▶ Request: Leave out the images; return the rest of the data exactly.

**** Dataset

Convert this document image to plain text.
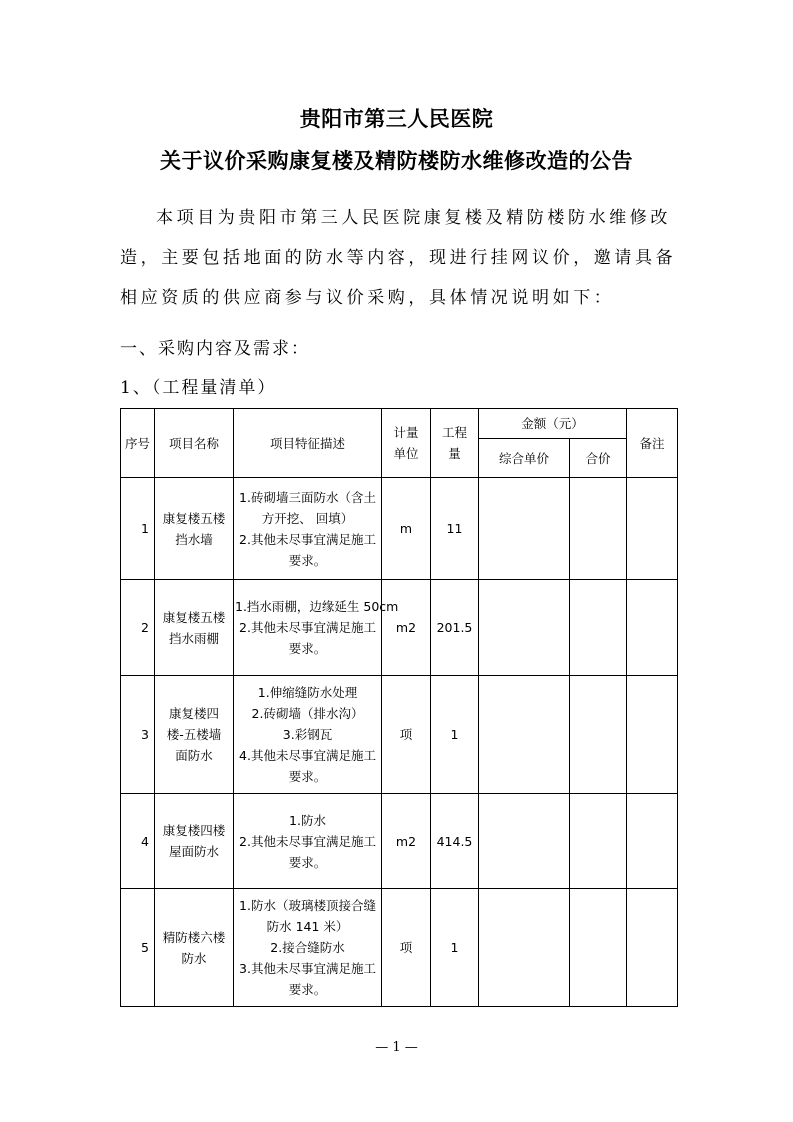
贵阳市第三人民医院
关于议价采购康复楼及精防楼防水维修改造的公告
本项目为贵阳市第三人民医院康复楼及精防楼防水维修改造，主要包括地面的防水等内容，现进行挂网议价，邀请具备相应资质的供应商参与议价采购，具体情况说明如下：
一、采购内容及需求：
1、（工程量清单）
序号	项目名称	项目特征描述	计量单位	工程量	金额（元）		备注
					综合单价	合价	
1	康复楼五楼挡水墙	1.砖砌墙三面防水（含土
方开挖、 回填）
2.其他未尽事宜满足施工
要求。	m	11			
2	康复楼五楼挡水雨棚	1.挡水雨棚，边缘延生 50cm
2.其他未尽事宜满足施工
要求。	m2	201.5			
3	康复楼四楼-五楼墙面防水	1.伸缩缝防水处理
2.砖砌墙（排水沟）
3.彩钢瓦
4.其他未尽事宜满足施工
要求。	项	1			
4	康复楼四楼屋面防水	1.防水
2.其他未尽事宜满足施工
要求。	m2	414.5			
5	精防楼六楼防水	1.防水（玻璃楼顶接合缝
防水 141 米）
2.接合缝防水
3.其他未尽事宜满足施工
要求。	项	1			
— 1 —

********

▶ Expected answer:
Convert this document image to plain text.
贵阳市第三人民医院
关于议价采购康复楼及精防楼防水维修改造的公告
本项目为贵阳市第三人民医院康复楼及精防楼防水维修改造，主要包括地面的防水等内容，现进行挂网议价，邀请具备相应资质的供应商参与议价采购，具体情况说明如下：
一、采购内容及需求：
1、（工程量清单）
序号	项目名称	项目特征描述	计量单位	工程量	金额（元）		备注
					综合单价	合价	
1	康复楼五楼挡水墙	1.砖砌墙三面防水（含土
方开挖、 回填）
2.其他未尽事宜满足施工
要求。	m	11			
2	康复楼五楼挡水雨棚	1.挡水雨棚，边缘延生 50cm
2.其他未尽事宜满足施工
要求。	m2	201.5			
3	康复楼四楼-五楼墙面防水	1.伸缩缝防水处理
2.砖砌墙（排水沟）
3.彩钢瓦
4.其他未尽事宜满足施工
要求。	项	1			
4	康复楼四楼屋面防水	1.防水
2.其他未尽事宜满足施工
要求。	m2	414.5			
5	精防楼六楼防水	1.防水（玻璃楼顶接合缝
防水 141 米）
2.接合缝防水
3.其他未尽事宜满足施工
要求。	项	1			
— 1 —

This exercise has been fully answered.